──────── Working data

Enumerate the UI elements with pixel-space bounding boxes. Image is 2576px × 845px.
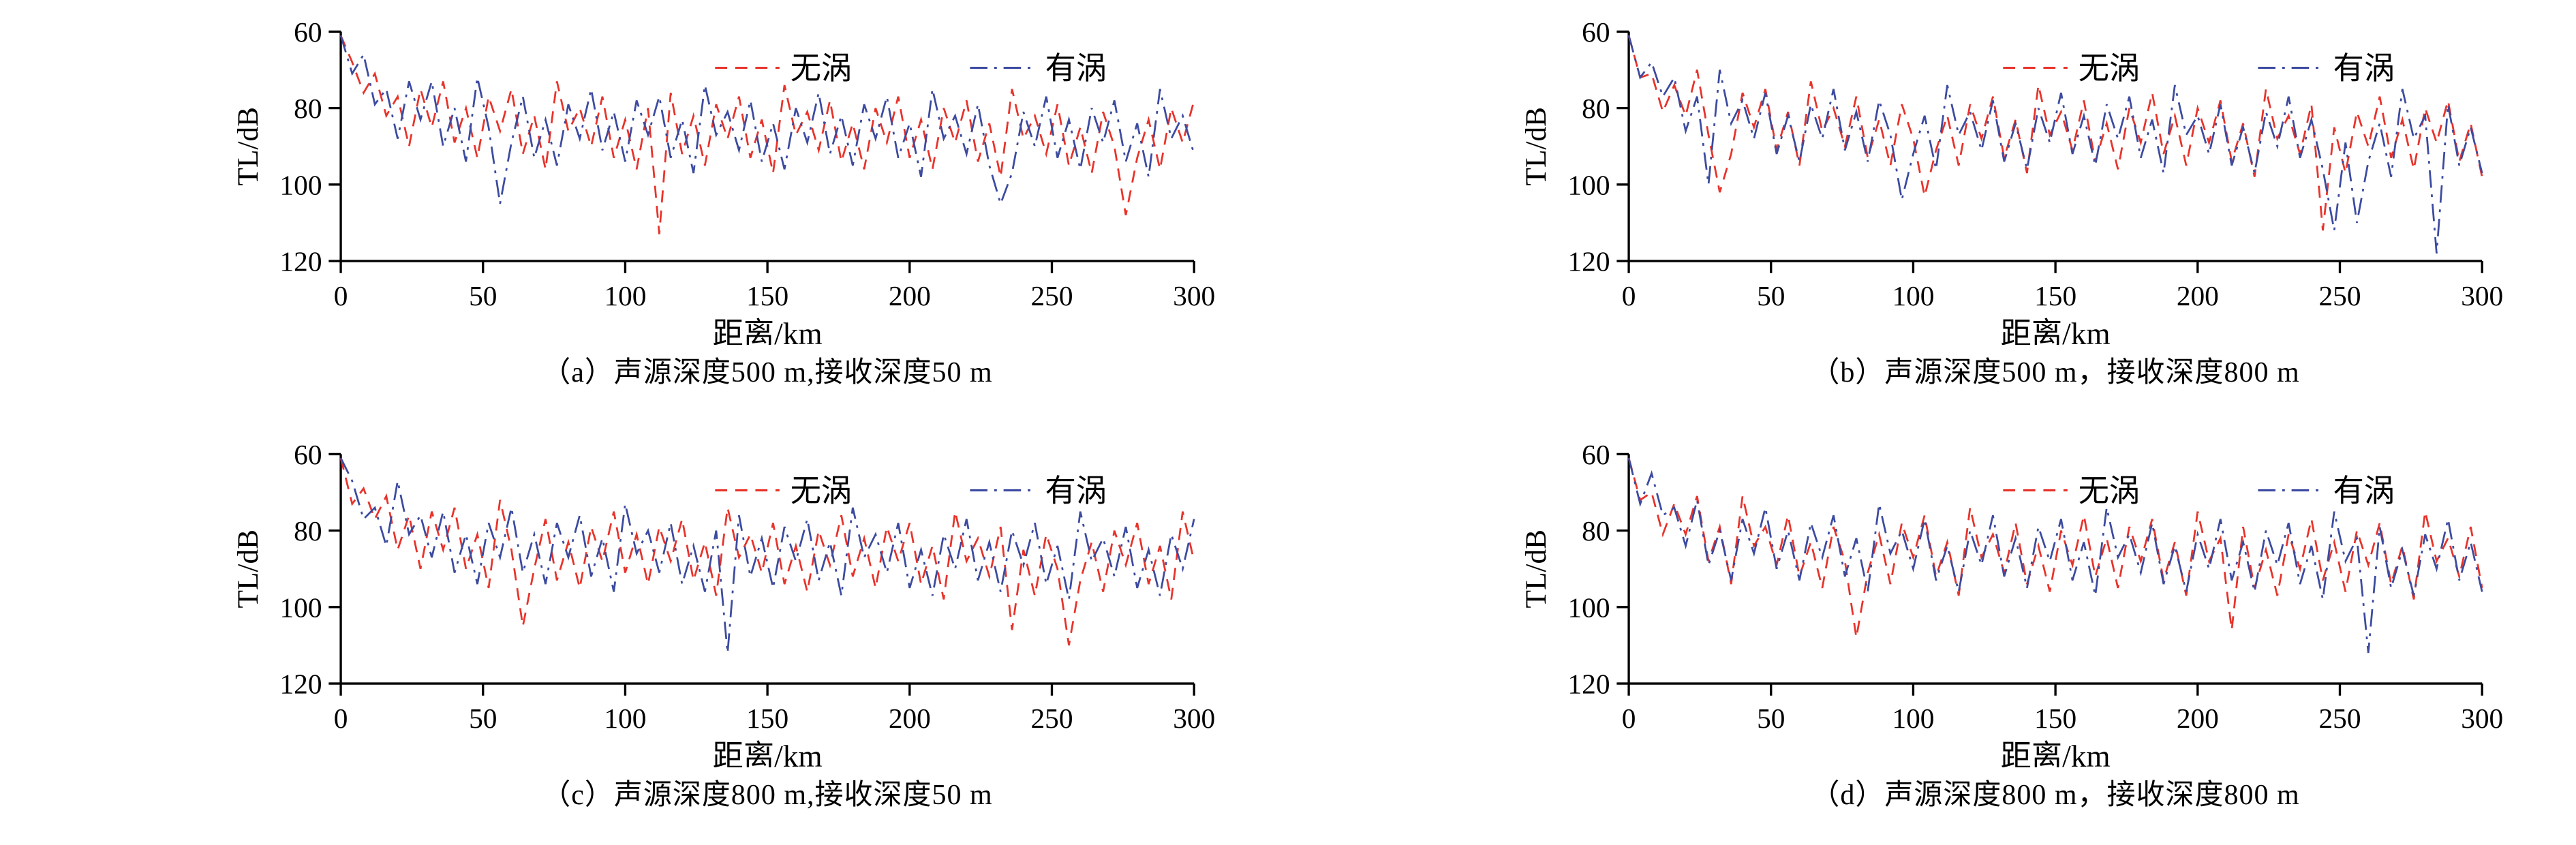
x-tick-label: 100 xyxy=(1892,280,1934,311)
with-eddy-line xyxy=(339,35,1195,207)
legend-no-eddy-label: 无涡 xyxy=(2079,474,2141,508)
legend-with-eddy-label: 有涡 xyxy=(1045,51,1107,85)
x-tick-label: 300 xyxy=(1173,703,1215,734)
x-tick-label: 100 xyxy=(604,280,646,311)
legend-no-eddy-label: 无涡 xyxy=(791,474,853,508)
y-tick-label: 60 xyxy=(1582,439,1610,470)
x-tick-label: 150 xyxy=(746,280,788,311)
x-axis-title: 距离/km xyxy=(713,317,823,345)
y-tick-label: 100 xyxy=(280,169,322,200)
x-tick-label: 100 xyxy=(1892,703,1934,734)
x-tick-label: 100 xyxy=(604,703,646,734)
x-tick-label: 50 xyxy=(469,280,497,311)
y-tick-label: 80 xyxy=(1582,93,1610,124)
x-tick-label: 0 xyxy=(1622,703,1636,734)
y-tick-label: 60 xyxy=(1582,16,1610,48)
with-eddy-line xyxy=(339,457,1195,654)
x-tick-label: 200 xyxy=(2177,280,2219,311)
chart-a-caption: （a）声源深度500 m,接收深度50 m xyxy=(542,357,993,388)
with-eddy-line xyxy=(1627,35,2483,253)
y-axis-title: TL/dB xyxy=(1520,529,1552,608)
y-tick-label: 120 xyxy=(280,669,322,700)
legend-with-eddy-label: 有涡 xyxy=(1045,474,1107,508)
chart-d-figure: 60 80 100 120 0 50 100 150 200 250 300 TL/dB 距离/km 无涡… xyxy=(1288,422,2576,845)
y-tick-label: 120 xyxy=(1568,669,1610,700)
x-axis-title: 距离/km xyxy=(2001,317,2111,345)
legend-no-eddy-label: 无涡 xyxy=(791,51,853,85)
legend-with-eddy-label: 有涡 xyxy=(2333,51,2395,85)
chart-b-caption: （b）声源深度500 m，接收深度800 m xyxy=(1811,357,2300,388)
x-tick-label: 250 xyxy=(1031,280,1073,311)
x-axis-title: 距离/km xyxy=(2001,739,2111,767)
x-tick-label: 200 xyxy=(889,280,931,311)
y-axis-title: TL/dB xyxy=(232,529,264,608)
x-tick-label: 300 xyxy=(2461,280,2503,311)
y-tick-label: 60 xyxy=(294,16,322,48)
no-eddy-line xyxy=(1627,457,2483,638)
x-tick-label: 0 xyxy=(334,280,348,311)
chart-c-canvas: 60 80 100 120 0 50 100 150 200 250 300 TL/dB 距离/km 无涡… xyxy=(232,439,1215,767)
y-tick-label: 100 xyxy=(1568,592,1610,623)
y-axis-title: TL/dB xyxy=(1520,107,1552,185)
y-tick-label: 80 xyxy=(294,515,322,547)
x-tick-label: 150 xyxy=(2034,703,2076,734)
x-tick-label: 200 xyxy=(2177,703,2219,734)
legend-with-eddy-label: 有涡 xyxy=(2333,474,2395,508)
y-axis-title: TL/dB xyxy=(232,107,264,185)
no-eddy-line xyxy=(1627,35,2483,231)
x-tick-label: 50 xyxy=(1757,280,1785,311)
y-tick-label: 80 xyxy=(1582,515,1610,547)
x-tick-label: 300 xyxy=(1173,280,1215,311)
chart-c-figure: 60 80 100 120 0 50 100 150 200 250 300 TL/dB 距离/km 无涡… xyxy=(0,422,1288,845)
x-tick-label: 0 xyxy=(334,703,348,734)
chart-d-caption: （d）声源深度800 m，接收深度800 m xyxy=(1811,780,2300,811)
x-axis-title: 距离/km xyxy=(713,739,823,767)
x-tick-label: 250 xyxy=(2319,703,2361,734)
y-tick-label: 120 xyxy=(280,246,322,277)
x-tick-label: 50 xyxy=(469,703,497,734)
x-tick-label: 200 xyxy=(889,703,931,734)
x-tick-label: 250 xyxy=(2319,280,2361,311)
y-tick-label: 80 xyxy=(294,93,322,124)
y-tick-label: 100 xyxy=(1568,169,1610,200)
x-tick-label: 150 xyxy=(746,703,788,734)
x-tick-label: 150 xyxy=(2034,280,2076,311)
chart-c-caption: （c）声源深度800 m,接收深度50 m xyxy=(542,780,993,811)
chart-b-canvas: 60 80 100 120 0 50 100 150 200 250 300 TL/dB 距离/km 无涡… xyxy=(1520,16,2503,345)
chart-a-figure: 60 80 100 120 0 50 100 150 200 250 300 TL/dB 距离/km 无涡… xyxy=(0,0,1288,422)
y-tick-label: 100 xyxy=(280,592,322,623)
x-tick-label: 0 xyxy=(1622,280,1636,311)
y-tick-label: 120 xyxy=(1568,246,1610,277)
x-tick-label: 300 xyxy=(2461,703,2503,734)
x-tick-label: 50 xyxy=(1757,703,1785,734)
chart-d-canvas: 60 80 100 120 0 50 100 150 200 250 300 TL/dB 距离/km 无涡… xyxy=(1520,439,2503,767)
y-tick-label: 60 xyxy=(294,439,322,470)
chart-b-figure: 60 80 100 120 0 50 100 150 200 250 300 TL/dB 距离/km 无涡… xyxy=(1288,0,2576,422)
with-eddy-line xyxy=(1627,457,2483,654)
chart-a-canvas: 60 80 100 120 0 50 100 150 200 250 300 TL/dB 距离/km 无涡… xyxy=(232,16,1215,345)
legend-no-eddy-label: 无涡 xyxy=(2079,51,2141,85)
x-tick-label: 250 xyxy=(1031,703,1073,734)
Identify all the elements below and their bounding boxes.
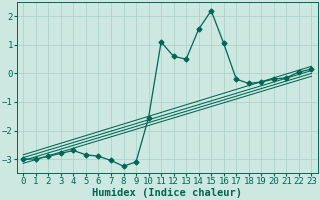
X-axis label: Humidex (Indice chaleur): Humidex (Indice chaleur) bbox=[92, 188, 242, 198]
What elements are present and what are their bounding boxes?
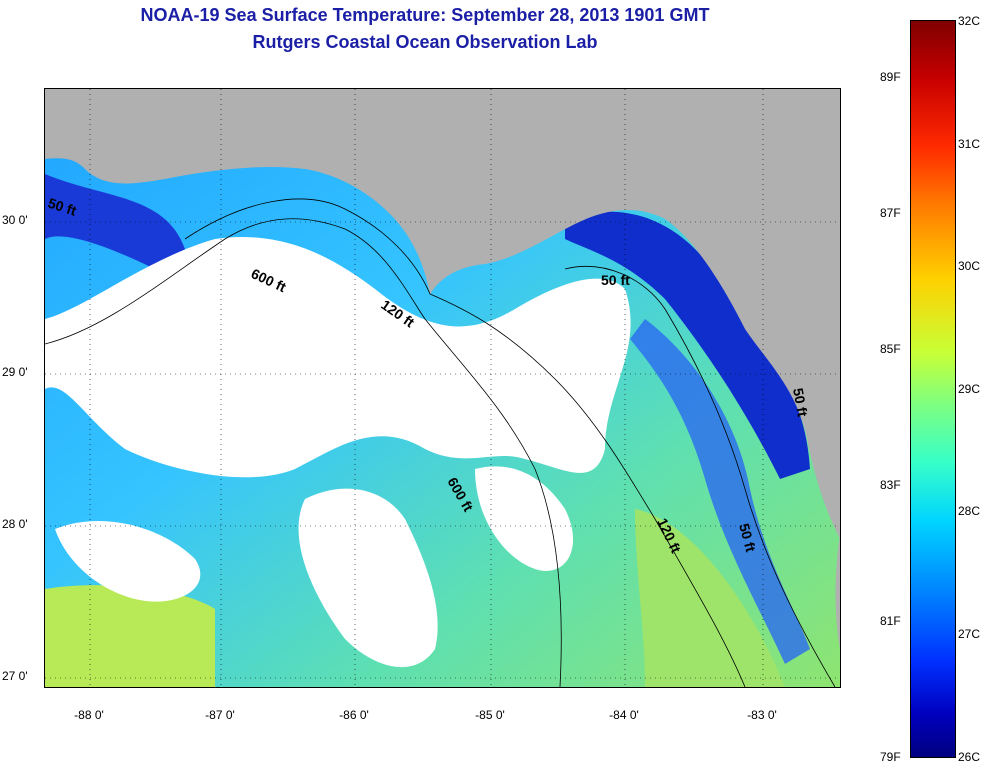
lat-label: 29 0' [2, 365, 28, 379]
colorbar-celsius-label: 26C [958, 750, 981, 764]
colorbar-fahrenheit-label: 89F [880, 70, 901, 84]
map-title: NOAA-19 Sea Surface Temperature: Septemb… [140, 5, 710, 25]
lon-label: -86 0' [339, 708, 369, 722]
colorbar-fahrenheit-label: 85F [880, 342, 901, 356]
land-mass [45, 89, 840, 539]
cloud-cover-south [298, 488, 438, 668]
contour-label: 50 ft [601, 272, 630, 288]
contour-label: 50 ft [736, 522, 759, 554]
warm-water-sw [45, 585, 215, 687]
lon-label: -84 0' [609, 708, 639, 722]
cloud-cover-sw [55, 520, 201, 602]
colorbar-celsius-label: 31C [958, 137, 981, 151]
lat-label: 30 0' [2, 213, 28, 227]
isobath-120ft [184, 198, 746, 687]
land-mass-south [835, 534, 840, 649]
sst-map-canvas: 50 ft 600 ft 120 ft 50 ft 600 ft 120 ft … [45, 89, 840, 687]
colorbar-celsius-label: 32C [958, 14, 981, 28]
isobath-50ft [564, 266, 836, 687]
colorbar-fahrenheit-label: 83F [880, 478, 901, 492]
warm-water-se [635, 509, 785, 687]
lon-label: -87 0' [205, 708, 235, 722]
cloud-cover-central [45, 237, 631, 478]
lat-label: 28 0' [2, 517, 28, 531]
lon-label: -83 0' [747, 708, 777, 722]
cold-water-west [45, 174, 185, 274]
isobath-600ft [45, 218, 562, 687]
colorbar-fahrenheit-label: 81F [880, 614, 901, 628]
cold-water-east [565, 211, 810, 479]
lat-label: 27 0' [2, 669, 28, 683]
blue-band-east [630, 319, 810, 664]
colorbar-celsius-label: 27C [958, 627, 981, 641]
colorbar-celsius-label: 29C [958, 382, 981, 396]
map-subtitle: Rutgers Coastal Ocean Observation Lab [252, 32, 598, 52]
colorbar-celsius-label: 30C [958, 259, 981, 273]
lon-label: -88 0' [74, 708, 104, 722]
contour-label: 50 ft [790, 387, 811, 418]
temperature-colorbar [910, 20, 956, 758]
colorbar-fahrenheit-label: 87F [880, 206, 901, 220]
lon-label: -85 0' [475, 708, 505, 722]
colorbar-celsius-label: 28C [958, 504, 981, 518]
sst-map: 50 ft 600 ft 120 ft 50 ft 600 ft 120 ft … [44, 88, 841, 688]
colorbar-fahrenheit-label: 79F [880, 750, 901, 764]
cloud-cover-mid [475, 466, 574, 571]
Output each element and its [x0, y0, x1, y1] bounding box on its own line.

────────────────

* **The exercise**:
Give again the lines of the data starting with the line that contains "lat-label: 29 0' [2, 365, 28, 379]" and going on through the line that contains "colorbar-celsius-label: 32C [958, 14, 981, 28]", both included.

* **Result of the task**:
lat-label: 29 0' [2, 365, 28, 379]
colorbar-celsius-label: 26C [958, 750, 981, 764]
colorbar-fahrenheit-label: 89F [880, 70, 901, 84]
map-title: NOAA-19 Sea Surface Temperature: Septemb… [140, 5, 710, 25]
lon-label: -86 0' [339, 708, 369, 722]
colorbar-fahrenheit-label: 85F [880, 342, 901, 356]
land-mass [45, 89, 840, 539]
cloud-cover-south [298, 488, 438, 668]
contour-label: 50 ft [601, 272, 630, 288]
contour-label: 50 ft [736, 522, 759, 554]
warm-water-sw [45, 585, 215, 687]
lon-label: -84 0' [609, 708, 639, 722]
cloud-cover-sw [55, 520, 201, 602]
colorbar-celsius-label: 31C [958, 137, 981, 151]
lat-label: 30 0' [2, 213, 28, 227]
isobath-120ft [184, 198, 746, 687]
land-mass-south [835, 534, 840, 649]
sst-map-canvas: 50 ft 600 ft 120 ft 50 ft 600 ft 120 ft … [45, 89, 840, 687]
colorbar-celsius-label: 32C [958, 14, 981, 28]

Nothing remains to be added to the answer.